WRITTEN EXERCISE. Collect every line below that contains the word "Steps".

::: RECORDED INFORMATION

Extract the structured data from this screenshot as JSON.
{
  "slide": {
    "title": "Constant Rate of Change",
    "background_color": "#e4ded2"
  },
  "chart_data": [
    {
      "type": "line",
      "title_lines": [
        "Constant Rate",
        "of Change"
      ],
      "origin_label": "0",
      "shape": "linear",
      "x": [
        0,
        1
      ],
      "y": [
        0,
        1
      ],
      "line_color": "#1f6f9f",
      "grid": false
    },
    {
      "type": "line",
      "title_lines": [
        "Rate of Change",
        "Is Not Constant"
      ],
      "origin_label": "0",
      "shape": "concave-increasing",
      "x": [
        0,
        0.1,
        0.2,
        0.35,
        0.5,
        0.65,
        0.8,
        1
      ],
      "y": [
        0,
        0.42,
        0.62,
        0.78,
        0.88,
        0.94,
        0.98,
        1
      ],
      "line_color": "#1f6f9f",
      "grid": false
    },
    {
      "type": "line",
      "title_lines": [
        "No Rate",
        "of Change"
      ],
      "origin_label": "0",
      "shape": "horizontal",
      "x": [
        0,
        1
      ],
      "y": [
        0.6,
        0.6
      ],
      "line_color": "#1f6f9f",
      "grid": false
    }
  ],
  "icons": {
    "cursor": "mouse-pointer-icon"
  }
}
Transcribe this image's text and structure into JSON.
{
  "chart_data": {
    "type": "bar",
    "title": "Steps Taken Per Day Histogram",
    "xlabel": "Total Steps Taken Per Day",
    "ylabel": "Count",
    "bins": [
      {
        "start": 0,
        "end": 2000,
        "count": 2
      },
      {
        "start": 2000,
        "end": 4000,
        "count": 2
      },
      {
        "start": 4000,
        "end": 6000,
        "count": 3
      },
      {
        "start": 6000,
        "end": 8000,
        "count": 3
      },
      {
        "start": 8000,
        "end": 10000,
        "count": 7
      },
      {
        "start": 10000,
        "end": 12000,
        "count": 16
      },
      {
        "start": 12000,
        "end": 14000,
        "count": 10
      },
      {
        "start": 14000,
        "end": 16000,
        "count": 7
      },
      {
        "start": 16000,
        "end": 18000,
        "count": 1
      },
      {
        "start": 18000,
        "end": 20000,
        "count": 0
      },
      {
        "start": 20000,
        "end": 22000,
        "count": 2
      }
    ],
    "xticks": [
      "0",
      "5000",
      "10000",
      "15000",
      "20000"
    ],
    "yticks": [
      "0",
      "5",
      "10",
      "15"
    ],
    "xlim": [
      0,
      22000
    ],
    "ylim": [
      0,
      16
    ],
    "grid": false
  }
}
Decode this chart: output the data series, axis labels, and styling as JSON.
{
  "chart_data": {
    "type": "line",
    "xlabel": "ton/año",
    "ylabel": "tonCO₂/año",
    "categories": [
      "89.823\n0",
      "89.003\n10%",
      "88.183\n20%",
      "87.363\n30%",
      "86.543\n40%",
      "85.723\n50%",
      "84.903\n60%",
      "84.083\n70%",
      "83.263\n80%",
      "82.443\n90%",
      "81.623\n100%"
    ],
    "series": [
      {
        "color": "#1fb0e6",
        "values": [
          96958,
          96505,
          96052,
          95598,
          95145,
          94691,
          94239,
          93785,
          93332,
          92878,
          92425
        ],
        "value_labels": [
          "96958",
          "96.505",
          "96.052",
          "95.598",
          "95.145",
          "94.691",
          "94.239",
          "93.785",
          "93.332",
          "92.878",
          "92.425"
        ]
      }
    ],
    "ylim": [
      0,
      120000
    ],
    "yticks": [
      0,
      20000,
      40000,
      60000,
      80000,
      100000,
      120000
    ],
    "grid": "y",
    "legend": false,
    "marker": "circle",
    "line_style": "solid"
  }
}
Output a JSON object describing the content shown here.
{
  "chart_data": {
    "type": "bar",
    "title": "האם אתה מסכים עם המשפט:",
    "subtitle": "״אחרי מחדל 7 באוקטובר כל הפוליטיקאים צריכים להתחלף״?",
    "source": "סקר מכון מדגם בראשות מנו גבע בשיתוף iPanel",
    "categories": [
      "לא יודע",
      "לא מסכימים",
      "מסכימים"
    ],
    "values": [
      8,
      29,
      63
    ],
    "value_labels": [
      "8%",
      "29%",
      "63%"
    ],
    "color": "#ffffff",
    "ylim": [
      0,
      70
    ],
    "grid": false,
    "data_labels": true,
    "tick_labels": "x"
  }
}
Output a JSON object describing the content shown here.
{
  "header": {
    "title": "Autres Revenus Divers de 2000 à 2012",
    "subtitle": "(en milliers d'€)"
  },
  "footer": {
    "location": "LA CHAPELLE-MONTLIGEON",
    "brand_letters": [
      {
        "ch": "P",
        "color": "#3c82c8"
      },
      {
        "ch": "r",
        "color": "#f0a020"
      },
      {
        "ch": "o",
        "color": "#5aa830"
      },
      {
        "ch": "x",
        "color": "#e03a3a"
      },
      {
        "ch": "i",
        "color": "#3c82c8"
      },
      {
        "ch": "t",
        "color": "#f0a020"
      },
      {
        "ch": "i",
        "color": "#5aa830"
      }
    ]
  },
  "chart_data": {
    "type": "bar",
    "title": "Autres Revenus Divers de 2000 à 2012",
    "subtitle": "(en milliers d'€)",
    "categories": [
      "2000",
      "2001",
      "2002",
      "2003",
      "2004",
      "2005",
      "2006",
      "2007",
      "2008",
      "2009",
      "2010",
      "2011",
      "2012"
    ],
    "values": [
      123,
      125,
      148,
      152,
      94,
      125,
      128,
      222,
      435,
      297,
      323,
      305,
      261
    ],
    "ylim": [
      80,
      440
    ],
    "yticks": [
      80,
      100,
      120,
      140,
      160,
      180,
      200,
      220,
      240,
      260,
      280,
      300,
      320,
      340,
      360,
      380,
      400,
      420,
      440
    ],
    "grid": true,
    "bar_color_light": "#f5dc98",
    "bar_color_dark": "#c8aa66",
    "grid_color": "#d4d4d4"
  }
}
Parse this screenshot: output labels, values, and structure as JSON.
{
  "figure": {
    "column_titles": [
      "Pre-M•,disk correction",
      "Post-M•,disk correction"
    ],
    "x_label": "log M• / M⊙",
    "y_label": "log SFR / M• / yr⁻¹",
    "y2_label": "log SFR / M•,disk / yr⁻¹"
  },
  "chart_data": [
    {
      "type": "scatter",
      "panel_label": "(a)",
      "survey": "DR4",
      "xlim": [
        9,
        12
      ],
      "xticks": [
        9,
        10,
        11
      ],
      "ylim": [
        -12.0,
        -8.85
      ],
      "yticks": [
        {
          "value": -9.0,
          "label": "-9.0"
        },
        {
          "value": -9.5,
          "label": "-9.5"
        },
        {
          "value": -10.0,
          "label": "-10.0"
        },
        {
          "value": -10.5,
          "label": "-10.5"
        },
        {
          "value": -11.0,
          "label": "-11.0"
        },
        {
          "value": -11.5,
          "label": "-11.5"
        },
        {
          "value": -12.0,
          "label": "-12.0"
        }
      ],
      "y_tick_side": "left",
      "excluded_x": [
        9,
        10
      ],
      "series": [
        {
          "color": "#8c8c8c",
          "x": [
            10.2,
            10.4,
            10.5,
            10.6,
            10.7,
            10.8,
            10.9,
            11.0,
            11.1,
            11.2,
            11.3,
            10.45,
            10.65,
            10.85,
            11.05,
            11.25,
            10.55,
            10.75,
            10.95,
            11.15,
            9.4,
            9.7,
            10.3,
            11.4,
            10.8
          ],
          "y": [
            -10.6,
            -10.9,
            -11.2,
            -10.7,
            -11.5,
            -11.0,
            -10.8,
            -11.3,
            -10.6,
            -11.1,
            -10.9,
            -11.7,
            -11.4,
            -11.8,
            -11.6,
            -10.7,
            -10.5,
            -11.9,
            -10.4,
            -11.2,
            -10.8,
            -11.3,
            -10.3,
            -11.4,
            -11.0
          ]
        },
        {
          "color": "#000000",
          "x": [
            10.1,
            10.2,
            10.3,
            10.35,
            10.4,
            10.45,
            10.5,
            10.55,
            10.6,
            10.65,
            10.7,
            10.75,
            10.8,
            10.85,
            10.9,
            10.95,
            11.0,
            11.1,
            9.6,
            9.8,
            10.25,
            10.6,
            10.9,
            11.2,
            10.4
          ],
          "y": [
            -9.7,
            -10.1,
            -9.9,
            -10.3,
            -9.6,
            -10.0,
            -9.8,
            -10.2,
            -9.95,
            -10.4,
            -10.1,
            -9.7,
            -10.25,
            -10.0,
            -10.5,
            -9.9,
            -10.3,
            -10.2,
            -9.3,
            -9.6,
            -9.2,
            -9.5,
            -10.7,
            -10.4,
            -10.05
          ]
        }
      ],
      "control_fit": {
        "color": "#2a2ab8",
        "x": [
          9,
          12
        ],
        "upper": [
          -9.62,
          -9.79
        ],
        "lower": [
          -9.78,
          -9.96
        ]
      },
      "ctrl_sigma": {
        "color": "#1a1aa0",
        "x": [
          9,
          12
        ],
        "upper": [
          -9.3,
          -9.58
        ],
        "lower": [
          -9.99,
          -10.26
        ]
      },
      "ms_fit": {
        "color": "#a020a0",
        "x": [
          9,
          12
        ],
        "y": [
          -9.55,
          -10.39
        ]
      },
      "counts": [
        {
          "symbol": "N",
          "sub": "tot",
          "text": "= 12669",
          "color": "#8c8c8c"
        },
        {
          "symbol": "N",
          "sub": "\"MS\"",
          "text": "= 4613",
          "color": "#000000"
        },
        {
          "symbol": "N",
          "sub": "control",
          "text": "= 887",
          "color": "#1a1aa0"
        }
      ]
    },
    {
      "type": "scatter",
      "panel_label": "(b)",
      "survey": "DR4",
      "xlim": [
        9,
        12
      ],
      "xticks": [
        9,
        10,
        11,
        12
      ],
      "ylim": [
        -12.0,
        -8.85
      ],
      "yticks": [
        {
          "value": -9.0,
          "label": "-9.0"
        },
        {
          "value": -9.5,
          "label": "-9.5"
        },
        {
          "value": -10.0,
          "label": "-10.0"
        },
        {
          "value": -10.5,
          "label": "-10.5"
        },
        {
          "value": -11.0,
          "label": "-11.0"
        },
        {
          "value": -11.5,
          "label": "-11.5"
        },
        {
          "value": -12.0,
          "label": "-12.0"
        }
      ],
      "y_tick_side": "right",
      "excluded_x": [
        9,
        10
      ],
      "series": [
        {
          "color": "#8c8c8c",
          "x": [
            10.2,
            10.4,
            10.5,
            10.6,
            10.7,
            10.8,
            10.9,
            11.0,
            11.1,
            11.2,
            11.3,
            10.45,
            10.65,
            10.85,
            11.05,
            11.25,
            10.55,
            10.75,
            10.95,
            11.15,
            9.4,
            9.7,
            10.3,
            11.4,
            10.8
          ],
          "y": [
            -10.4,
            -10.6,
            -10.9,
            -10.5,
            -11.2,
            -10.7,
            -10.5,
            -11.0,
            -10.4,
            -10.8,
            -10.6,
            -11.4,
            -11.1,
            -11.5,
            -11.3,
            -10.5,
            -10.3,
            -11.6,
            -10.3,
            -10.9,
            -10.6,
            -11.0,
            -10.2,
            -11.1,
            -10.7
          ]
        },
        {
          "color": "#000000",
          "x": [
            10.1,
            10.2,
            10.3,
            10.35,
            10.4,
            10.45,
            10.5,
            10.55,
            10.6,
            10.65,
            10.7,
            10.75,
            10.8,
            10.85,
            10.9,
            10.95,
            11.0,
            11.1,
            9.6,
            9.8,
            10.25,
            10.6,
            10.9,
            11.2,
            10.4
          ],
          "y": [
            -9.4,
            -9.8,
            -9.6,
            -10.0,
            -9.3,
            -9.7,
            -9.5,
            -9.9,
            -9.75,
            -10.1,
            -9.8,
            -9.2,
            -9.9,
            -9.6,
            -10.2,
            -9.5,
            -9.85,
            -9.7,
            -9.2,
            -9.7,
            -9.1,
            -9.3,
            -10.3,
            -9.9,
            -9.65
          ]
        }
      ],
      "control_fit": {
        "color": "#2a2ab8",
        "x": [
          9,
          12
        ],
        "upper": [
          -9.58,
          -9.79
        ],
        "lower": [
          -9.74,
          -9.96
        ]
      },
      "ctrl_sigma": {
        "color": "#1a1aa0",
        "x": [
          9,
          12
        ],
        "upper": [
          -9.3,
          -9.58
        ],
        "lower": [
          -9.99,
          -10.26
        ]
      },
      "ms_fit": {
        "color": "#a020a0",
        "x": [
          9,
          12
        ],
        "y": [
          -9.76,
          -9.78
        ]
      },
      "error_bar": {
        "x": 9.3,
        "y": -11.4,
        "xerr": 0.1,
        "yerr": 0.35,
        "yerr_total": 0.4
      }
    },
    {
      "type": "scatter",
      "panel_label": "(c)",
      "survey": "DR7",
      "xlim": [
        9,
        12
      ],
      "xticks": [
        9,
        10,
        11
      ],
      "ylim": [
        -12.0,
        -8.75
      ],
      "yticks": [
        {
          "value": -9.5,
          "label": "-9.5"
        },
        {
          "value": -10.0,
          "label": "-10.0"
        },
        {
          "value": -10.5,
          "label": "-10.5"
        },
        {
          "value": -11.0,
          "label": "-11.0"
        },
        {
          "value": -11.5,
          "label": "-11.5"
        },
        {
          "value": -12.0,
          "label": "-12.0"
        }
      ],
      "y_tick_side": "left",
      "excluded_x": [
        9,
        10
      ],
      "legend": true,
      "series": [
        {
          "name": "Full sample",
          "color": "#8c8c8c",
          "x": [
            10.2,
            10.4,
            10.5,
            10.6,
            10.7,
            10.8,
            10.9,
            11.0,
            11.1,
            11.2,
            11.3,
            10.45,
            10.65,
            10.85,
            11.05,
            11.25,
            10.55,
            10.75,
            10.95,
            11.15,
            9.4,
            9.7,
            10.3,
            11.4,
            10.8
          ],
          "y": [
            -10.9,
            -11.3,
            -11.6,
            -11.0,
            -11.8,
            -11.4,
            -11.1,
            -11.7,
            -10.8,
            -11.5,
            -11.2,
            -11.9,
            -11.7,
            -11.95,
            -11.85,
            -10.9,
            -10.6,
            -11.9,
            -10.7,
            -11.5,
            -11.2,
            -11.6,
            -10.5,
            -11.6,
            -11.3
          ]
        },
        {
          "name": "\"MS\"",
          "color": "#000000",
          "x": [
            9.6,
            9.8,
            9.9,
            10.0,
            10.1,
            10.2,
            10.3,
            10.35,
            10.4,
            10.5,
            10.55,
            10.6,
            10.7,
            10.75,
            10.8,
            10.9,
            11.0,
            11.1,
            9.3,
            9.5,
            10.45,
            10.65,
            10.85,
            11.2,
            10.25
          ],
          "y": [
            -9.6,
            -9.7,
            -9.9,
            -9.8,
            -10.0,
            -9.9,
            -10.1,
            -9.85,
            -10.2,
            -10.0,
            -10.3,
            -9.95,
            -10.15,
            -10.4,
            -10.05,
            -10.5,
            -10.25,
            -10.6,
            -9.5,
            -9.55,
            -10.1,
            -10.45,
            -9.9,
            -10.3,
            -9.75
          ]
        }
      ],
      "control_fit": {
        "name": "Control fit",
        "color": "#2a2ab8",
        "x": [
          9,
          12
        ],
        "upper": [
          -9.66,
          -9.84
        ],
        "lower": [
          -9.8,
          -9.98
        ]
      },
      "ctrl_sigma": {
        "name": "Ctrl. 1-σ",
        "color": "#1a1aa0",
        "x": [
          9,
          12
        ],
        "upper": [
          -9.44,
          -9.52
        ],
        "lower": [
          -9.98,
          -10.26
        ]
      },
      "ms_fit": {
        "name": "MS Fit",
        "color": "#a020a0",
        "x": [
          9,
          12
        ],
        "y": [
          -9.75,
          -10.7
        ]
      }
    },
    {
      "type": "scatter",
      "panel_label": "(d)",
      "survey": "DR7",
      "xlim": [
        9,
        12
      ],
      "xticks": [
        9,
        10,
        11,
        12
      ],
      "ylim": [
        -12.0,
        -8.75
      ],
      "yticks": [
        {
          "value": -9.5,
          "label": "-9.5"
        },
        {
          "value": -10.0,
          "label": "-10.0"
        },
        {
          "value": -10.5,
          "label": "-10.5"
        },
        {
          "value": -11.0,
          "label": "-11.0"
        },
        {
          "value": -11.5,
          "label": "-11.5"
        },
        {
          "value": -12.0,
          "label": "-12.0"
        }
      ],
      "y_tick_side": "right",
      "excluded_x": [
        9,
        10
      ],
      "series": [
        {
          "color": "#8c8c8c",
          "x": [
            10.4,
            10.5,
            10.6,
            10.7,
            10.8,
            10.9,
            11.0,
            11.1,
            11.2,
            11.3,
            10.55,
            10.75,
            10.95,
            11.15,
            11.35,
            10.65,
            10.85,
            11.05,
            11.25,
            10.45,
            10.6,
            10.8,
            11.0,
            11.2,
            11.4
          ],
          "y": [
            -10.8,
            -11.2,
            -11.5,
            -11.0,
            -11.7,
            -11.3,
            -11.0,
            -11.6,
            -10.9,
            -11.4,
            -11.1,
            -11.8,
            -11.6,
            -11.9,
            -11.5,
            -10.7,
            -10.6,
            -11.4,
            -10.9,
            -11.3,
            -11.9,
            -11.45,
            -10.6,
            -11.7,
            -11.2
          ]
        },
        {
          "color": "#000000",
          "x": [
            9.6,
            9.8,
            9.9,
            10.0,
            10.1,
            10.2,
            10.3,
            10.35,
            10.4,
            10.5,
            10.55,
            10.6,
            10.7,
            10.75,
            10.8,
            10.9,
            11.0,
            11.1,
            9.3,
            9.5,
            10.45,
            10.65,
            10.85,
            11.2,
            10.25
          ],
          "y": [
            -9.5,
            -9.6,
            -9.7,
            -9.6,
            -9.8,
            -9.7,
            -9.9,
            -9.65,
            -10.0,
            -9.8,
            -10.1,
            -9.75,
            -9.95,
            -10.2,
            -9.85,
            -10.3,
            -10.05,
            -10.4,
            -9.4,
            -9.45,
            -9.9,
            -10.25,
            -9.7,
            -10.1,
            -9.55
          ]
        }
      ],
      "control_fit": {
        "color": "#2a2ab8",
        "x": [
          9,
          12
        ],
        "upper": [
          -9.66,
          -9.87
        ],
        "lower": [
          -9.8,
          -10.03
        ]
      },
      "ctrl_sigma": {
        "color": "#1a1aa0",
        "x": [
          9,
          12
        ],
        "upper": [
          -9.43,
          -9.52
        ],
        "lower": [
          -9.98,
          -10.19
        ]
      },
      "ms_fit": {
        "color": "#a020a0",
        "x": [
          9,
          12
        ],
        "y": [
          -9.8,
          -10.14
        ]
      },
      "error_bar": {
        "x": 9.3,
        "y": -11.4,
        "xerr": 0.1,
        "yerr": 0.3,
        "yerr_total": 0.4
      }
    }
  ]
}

::::::

PROBLEM SOLUTION.
    "title": "Steps Taken Per Day Histogram",
    "xlabel": "Total Steps Taken Per Day",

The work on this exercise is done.